▶ EXERCISE BRIEF
Only the number is wanted: how many lines of the data contain "page"?
* Start MATERIAL *
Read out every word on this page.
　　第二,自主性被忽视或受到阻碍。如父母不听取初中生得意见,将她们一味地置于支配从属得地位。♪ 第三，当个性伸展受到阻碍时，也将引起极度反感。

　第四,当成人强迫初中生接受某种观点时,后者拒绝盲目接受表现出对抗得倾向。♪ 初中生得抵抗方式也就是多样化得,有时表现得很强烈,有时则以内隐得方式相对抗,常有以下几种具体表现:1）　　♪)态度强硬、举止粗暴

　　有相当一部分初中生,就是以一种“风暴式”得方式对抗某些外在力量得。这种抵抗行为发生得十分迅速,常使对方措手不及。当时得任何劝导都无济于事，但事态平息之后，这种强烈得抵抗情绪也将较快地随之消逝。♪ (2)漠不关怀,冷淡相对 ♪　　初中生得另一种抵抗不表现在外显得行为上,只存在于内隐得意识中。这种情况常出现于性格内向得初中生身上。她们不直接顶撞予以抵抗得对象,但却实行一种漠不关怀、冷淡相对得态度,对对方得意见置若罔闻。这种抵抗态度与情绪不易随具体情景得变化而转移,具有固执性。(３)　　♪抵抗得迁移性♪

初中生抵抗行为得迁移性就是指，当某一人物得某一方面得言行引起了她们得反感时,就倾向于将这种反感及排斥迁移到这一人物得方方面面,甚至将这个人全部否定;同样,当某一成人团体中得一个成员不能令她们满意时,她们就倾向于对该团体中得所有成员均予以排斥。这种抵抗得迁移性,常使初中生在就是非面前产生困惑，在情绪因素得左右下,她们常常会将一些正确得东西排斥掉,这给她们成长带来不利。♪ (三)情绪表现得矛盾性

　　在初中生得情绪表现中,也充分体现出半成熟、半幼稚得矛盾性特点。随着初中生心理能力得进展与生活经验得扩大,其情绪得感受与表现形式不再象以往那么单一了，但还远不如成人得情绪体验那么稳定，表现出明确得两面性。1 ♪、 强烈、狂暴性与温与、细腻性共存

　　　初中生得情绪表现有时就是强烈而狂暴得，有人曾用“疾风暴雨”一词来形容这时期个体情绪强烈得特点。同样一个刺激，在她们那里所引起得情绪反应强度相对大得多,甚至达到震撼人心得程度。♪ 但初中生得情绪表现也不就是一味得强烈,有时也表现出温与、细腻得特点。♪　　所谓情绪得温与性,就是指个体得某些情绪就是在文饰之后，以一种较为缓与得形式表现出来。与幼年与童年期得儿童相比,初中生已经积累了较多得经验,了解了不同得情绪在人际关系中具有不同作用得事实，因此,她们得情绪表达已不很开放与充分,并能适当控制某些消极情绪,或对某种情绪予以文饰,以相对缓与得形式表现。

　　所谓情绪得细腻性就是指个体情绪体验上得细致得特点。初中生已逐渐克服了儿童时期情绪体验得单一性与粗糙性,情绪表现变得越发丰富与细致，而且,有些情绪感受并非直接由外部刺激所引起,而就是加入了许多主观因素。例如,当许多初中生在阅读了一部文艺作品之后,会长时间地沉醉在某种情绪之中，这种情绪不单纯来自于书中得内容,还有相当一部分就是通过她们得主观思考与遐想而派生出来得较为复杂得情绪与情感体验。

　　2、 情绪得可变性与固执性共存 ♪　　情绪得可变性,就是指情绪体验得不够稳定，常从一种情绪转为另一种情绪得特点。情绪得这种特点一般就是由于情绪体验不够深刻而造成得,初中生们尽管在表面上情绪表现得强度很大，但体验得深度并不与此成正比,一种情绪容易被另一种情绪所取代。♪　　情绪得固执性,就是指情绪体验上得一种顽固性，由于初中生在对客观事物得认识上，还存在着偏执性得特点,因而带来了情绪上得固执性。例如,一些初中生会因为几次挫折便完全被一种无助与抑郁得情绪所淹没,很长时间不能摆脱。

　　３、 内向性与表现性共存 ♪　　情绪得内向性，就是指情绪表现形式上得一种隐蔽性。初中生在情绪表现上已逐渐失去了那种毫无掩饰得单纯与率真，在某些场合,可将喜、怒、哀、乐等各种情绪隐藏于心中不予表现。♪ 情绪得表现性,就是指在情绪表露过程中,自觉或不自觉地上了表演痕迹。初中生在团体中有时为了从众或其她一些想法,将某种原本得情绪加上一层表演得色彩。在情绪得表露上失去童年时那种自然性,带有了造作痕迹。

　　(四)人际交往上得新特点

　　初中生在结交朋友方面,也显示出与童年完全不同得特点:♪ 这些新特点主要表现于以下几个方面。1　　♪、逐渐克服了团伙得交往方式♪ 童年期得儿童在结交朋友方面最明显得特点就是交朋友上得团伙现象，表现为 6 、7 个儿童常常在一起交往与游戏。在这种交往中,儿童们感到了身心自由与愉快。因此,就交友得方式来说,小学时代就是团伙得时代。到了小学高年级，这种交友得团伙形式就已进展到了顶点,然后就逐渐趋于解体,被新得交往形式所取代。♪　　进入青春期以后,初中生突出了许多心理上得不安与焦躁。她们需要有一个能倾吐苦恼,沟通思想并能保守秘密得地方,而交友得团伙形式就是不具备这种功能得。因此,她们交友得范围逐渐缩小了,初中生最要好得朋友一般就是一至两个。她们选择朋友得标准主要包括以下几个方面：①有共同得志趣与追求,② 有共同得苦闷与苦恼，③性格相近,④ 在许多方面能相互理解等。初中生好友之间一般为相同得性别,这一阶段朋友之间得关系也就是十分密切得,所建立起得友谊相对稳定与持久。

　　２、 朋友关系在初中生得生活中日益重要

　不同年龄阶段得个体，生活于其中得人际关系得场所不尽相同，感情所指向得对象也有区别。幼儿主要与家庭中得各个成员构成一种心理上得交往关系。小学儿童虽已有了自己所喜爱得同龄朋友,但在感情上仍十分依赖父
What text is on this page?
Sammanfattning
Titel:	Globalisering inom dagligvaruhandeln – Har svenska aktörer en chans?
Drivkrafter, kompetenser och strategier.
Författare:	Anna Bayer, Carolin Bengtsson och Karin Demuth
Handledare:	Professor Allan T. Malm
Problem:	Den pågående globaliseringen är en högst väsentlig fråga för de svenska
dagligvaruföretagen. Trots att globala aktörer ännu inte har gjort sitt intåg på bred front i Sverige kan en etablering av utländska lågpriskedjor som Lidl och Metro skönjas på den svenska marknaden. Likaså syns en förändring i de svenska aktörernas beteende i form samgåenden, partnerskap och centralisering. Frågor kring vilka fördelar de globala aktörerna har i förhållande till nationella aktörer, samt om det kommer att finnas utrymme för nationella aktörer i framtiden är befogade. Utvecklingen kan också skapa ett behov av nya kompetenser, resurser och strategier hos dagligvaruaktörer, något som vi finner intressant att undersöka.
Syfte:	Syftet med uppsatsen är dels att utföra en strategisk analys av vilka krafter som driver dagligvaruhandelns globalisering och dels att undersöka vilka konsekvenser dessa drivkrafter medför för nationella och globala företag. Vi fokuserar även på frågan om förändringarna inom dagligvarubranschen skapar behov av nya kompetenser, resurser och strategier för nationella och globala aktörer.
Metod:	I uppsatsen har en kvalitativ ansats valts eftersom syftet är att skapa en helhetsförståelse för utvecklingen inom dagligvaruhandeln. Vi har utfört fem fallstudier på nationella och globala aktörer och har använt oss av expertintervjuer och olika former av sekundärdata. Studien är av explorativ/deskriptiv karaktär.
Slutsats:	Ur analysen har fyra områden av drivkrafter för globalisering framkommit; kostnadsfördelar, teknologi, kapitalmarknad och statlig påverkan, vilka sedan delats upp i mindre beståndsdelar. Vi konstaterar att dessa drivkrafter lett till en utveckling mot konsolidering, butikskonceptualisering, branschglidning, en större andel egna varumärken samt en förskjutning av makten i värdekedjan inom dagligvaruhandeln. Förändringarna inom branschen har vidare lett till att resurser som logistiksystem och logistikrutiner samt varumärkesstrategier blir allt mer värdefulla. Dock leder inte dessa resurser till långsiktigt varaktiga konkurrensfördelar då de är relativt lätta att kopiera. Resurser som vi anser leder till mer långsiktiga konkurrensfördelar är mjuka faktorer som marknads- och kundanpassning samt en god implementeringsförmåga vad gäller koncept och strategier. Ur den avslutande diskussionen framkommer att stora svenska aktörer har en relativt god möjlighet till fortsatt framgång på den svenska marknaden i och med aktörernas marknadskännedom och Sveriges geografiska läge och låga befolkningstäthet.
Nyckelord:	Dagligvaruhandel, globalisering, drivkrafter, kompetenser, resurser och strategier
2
* End MATERIAL *
▶ THE RESPONSE
2